Given records

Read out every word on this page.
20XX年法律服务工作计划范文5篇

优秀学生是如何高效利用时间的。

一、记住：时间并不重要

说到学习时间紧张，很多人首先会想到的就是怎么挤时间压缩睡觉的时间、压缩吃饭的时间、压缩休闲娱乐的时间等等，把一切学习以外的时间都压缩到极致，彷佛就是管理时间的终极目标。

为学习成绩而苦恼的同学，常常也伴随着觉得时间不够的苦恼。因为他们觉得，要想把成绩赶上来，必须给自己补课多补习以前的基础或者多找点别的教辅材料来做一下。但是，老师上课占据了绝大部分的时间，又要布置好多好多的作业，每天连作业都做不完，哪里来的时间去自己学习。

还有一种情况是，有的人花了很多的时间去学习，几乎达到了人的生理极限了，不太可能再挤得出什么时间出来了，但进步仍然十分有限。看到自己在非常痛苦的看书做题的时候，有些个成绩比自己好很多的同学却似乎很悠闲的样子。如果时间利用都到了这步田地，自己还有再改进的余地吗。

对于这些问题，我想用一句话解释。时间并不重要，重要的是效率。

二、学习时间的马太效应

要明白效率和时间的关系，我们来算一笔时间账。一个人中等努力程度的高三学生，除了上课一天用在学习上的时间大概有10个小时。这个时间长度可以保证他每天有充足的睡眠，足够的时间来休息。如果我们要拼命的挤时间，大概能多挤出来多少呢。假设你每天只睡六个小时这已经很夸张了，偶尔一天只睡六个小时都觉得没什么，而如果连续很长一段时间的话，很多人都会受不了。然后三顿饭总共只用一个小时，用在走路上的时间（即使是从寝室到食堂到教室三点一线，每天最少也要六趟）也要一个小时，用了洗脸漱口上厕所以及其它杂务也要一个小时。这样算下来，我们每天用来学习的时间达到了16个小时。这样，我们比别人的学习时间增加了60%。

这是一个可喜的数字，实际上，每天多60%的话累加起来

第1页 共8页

Objective
Exactly reproduce every line found in the records.

Output for this exercise
Read out every word on this page.
20XX年法律服务工作计划范文5篇

优秀学生是如何高效利用时间的。

一、记住：时间并不重要

说到学习时间紧张，很多人首先会想到的就是怎么挤时间压缩睡觉的时间、压缩吃饭的时间、压缩休闲娱乐的时间等等，把一切学习以外的时间都压缩到极致，彷佛就是管理时间的终极目标。

为学习成绩而苦恼的同学，常常也伴随着觉得时间不够的苦恼。因为他们觉得，要想把成绩赶上来，必须给自己补课多补习以前的基础或者多找点别的教辅材料来做一下。但是，老师上课占据了绝大部分的时间，又要布置好多好多的作业，每天连作业都做不完，哪里来的时间去自己学习。

还有一种情况是，有的人花了很多的时间去学习，几乎达到了人的生理极限了，不太可能再挤得出什么时间出来了，但进步仍然十分有限。看到自己在非常痛苦的看书做题的时候，有些个成绩比自己好很多的同学却似乎很悠闲的样子。如果时间利用都到了这步田地，自己还有再改进的余地吗。

对于这些问题，我想用一句话解释。时间并不重要，重要的是效率。

二、学习时间的马太效应

要明白效率和时间的关系，我们来算一笔时间账。一个人中等努力程度的高三学生，除了上课一天用在学习上的时间大概有10个小时。这个时间长度可以保证他每天有充足的睡眠，足够的时间来休息。如果我们要拼命的挤时间，大概能多挤出来多少呢。假设你每天只睡六个小时这已经很夸张了，偶尔一天只睡六个小时都觉得没什么，而如果连续很长一段时间的话，很多人都会受不了。然后三顿饭总共只用一个小时，用在走路上的时间（即使是从寝室到食堂到教室三点一线，每天最少也要六趟）也要一个小时，用了洗脸漱口上厕所以及其它杂务也要一个小时。这样算下来，我们每天用来学习的时间达到了16个小时。这样，我们比别人的学习时间增加了60%。

这是一个可喜的数字，实际上，每天多60%的话累加起来

第1页 共8页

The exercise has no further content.